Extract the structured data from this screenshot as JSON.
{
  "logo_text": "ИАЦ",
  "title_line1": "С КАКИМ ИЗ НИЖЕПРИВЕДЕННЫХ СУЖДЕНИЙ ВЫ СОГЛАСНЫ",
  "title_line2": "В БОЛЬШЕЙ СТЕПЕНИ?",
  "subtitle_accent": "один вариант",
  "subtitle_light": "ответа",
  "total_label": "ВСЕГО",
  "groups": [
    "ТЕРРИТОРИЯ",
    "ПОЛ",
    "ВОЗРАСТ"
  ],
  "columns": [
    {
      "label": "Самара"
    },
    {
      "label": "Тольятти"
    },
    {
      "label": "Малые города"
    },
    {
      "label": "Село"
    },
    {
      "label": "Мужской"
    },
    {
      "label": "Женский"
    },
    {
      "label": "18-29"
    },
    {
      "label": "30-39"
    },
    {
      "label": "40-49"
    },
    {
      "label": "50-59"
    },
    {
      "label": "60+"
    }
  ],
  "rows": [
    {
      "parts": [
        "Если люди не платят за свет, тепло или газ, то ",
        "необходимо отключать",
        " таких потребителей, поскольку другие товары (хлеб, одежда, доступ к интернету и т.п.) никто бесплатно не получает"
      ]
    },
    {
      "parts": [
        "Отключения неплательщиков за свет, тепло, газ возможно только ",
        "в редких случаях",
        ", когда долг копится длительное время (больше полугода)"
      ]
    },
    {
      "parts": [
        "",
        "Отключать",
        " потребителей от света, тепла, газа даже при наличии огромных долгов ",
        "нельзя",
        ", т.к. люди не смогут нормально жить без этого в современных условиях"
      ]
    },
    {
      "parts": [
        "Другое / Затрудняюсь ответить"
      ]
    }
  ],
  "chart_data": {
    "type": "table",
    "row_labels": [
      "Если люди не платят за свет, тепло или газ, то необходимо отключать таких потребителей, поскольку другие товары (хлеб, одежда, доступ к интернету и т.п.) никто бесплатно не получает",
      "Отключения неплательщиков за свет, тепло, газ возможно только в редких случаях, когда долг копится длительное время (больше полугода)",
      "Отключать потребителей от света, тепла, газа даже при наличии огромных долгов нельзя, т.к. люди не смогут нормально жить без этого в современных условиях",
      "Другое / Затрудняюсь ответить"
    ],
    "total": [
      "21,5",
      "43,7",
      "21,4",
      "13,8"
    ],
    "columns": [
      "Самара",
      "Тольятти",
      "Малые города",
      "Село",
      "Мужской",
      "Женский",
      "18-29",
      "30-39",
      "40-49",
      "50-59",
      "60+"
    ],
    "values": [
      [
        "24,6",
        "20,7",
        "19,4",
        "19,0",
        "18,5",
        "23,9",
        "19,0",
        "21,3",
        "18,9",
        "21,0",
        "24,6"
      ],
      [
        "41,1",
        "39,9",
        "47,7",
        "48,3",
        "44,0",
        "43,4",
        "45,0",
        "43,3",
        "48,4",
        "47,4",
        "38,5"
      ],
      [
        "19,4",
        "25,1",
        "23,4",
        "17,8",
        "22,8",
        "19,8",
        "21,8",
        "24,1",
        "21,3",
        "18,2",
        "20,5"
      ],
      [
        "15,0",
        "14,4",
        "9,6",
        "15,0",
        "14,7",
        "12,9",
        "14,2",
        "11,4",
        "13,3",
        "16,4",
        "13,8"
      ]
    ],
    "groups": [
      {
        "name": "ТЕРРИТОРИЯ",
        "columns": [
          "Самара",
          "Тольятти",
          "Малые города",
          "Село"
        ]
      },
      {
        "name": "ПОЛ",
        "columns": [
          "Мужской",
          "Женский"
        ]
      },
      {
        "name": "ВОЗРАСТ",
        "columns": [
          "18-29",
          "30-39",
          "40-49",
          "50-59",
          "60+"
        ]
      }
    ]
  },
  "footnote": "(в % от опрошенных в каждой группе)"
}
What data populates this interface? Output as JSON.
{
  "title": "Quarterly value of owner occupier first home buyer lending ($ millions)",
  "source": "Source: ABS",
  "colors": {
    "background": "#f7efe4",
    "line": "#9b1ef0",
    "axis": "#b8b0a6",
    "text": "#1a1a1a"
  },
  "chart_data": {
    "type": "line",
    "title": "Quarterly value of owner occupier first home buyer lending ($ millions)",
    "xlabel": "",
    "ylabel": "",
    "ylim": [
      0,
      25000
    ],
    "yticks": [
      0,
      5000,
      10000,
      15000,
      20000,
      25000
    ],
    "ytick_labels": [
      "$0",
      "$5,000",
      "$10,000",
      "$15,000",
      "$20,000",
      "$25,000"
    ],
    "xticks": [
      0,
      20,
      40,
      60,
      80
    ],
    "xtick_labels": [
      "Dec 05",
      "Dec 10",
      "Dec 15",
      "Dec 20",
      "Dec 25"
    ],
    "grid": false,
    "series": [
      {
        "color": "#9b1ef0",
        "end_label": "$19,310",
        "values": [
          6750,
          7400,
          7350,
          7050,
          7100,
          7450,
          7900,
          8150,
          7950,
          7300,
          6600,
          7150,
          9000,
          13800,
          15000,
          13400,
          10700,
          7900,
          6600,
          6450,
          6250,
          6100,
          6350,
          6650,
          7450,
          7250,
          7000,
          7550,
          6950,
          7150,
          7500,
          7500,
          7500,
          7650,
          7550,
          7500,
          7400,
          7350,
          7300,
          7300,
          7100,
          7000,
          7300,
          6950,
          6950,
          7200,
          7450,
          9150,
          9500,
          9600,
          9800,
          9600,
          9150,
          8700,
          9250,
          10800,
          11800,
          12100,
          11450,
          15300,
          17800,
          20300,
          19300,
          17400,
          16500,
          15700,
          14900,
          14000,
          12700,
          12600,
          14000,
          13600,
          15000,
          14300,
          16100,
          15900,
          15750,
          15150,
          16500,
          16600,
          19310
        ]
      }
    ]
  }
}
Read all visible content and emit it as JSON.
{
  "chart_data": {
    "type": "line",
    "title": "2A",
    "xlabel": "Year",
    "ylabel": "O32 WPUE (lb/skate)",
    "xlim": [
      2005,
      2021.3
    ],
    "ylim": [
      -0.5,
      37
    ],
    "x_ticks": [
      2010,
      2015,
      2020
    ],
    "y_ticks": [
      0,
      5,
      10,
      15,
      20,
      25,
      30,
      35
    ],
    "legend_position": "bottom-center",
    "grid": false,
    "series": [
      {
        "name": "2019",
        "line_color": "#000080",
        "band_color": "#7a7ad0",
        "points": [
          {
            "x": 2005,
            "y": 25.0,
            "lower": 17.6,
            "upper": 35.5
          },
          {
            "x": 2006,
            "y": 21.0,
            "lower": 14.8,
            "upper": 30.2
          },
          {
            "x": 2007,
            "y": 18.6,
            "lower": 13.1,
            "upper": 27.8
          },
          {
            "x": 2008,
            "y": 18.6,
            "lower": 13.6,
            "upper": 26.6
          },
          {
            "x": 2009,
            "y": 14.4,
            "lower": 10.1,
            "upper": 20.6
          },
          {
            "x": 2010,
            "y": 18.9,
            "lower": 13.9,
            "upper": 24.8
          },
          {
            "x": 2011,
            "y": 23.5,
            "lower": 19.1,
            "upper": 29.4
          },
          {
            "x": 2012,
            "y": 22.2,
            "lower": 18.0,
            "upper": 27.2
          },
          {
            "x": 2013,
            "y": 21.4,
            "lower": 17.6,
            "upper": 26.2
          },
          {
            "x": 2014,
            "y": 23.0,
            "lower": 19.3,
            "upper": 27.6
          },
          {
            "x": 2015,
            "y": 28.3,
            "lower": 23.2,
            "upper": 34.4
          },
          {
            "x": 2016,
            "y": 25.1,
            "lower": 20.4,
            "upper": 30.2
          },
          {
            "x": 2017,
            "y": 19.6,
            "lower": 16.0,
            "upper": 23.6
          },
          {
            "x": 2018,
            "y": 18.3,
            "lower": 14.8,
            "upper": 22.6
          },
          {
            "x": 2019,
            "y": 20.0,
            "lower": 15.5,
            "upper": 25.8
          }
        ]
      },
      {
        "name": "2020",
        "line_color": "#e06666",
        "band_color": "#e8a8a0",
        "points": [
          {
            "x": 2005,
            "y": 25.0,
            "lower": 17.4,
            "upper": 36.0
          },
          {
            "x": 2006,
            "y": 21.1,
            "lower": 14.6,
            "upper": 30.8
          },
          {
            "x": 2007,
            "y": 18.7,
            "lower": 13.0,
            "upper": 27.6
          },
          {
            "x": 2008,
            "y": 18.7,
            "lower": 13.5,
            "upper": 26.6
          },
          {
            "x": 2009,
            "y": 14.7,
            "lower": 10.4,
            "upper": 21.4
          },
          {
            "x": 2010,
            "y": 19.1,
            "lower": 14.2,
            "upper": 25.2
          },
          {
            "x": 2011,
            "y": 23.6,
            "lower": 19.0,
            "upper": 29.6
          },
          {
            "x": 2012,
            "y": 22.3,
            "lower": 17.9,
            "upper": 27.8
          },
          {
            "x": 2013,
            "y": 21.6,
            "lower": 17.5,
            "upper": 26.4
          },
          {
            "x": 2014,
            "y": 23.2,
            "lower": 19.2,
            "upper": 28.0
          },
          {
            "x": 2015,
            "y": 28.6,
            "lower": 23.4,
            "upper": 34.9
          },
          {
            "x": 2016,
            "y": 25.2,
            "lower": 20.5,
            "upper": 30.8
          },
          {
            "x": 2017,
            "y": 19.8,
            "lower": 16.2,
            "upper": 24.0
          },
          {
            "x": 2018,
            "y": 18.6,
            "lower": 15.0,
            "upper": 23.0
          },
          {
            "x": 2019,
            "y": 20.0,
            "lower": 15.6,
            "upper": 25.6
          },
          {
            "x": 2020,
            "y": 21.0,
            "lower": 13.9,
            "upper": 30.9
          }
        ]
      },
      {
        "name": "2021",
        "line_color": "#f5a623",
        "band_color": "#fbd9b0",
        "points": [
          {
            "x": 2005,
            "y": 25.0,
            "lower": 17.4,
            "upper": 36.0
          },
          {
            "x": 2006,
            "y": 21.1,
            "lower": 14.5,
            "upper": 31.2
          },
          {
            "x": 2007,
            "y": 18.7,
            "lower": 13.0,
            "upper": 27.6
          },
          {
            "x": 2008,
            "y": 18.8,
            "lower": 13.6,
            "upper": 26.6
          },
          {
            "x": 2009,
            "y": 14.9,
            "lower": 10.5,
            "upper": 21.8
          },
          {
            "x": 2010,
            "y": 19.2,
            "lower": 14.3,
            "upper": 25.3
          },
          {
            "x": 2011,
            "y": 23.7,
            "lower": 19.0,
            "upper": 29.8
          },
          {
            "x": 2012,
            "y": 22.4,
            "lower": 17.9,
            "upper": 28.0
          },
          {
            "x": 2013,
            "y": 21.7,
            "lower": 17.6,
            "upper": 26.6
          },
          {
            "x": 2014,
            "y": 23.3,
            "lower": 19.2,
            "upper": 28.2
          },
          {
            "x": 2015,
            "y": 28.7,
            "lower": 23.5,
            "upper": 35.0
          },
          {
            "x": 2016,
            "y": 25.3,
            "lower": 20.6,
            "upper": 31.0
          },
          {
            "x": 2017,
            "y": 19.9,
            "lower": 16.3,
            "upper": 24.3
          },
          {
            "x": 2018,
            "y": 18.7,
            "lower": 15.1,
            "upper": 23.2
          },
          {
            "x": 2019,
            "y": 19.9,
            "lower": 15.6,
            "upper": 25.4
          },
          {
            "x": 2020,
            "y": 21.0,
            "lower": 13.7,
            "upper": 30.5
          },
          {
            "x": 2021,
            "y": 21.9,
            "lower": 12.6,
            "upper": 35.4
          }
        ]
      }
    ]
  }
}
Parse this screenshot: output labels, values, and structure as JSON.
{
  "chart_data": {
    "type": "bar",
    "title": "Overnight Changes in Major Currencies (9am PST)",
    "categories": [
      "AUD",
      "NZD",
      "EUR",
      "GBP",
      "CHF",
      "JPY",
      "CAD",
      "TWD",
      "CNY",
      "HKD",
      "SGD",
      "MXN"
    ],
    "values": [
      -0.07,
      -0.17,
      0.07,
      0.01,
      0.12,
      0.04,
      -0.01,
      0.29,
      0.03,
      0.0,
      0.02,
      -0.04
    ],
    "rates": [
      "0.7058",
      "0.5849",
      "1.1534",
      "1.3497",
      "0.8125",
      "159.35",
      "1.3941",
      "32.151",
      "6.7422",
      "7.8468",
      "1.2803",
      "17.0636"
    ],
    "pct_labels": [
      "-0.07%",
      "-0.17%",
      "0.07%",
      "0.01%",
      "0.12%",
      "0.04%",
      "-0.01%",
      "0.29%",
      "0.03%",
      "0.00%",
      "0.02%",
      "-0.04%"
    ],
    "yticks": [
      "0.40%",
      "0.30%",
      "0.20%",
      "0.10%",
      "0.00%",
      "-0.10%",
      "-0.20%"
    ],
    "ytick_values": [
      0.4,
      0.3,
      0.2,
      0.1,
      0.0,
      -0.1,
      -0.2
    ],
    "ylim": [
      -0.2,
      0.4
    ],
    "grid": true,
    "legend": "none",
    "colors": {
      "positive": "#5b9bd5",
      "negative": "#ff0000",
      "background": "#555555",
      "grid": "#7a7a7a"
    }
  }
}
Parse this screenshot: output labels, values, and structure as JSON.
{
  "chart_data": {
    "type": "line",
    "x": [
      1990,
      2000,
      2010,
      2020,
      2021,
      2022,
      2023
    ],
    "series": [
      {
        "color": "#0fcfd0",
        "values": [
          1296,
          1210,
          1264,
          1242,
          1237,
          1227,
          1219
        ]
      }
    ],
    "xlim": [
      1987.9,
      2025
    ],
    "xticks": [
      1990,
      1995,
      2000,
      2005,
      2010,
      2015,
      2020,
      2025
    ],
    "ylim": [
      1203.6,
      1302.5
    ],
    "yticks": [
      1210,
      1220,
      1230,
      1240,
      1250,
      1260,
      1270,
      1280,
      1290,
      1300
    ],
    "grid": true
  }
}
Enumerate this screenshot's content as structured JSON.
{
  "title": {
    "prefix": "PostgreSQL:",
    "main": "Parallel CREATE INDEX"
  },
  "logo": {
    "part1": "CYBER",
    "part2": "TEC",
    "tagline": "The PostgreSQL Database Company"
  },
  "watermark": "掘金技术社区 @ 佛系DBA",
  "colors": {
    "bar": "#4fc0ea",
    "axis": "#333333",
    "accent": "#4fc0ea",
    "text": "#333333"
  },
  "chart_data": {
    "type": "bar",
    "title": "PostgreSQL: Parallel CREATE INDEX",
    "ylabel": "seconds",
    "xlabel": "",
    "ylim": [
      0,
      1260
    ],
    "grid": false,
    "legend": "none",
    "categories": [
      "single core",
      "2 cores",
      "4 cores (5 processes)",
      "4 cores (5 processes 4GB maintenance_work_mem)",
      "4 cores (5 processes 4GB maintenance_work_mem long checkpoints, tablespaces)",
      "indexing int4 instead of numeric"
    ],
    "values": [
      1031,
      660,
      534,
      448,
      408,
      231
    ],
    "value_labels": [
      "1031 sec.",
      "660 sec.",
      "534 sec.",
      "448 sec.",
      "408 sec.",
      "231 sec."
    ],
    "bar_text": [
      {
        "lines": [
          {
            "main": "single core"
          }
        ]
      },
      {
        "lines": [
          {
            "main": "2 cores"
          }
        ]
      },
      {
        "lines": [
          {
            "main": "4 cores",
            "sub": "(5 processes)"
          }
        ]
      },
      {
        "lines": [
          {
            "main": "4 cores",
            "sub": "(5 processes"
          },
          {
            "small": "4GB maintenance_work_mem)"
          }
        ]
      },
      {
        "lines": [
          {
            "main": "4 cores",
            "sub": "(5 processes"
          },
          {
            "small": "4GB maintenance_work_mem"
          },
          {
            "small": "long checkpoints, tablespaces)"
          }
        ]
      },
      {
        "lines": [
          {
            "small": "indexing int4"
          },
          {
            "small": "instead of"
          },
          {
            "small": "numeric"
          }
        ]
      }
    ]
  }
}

=======

→ WHAT YOU WILL DO
Search the data for "buyer" and list every line in which it occurs.

→ RESPONSE TO THE EXERCISE
  "title": "Quarterly value of owner occupier first home buyer lending ($ millions)",
    "title": "Quarterly value of owner occupier first home buyer lending ($ millions)",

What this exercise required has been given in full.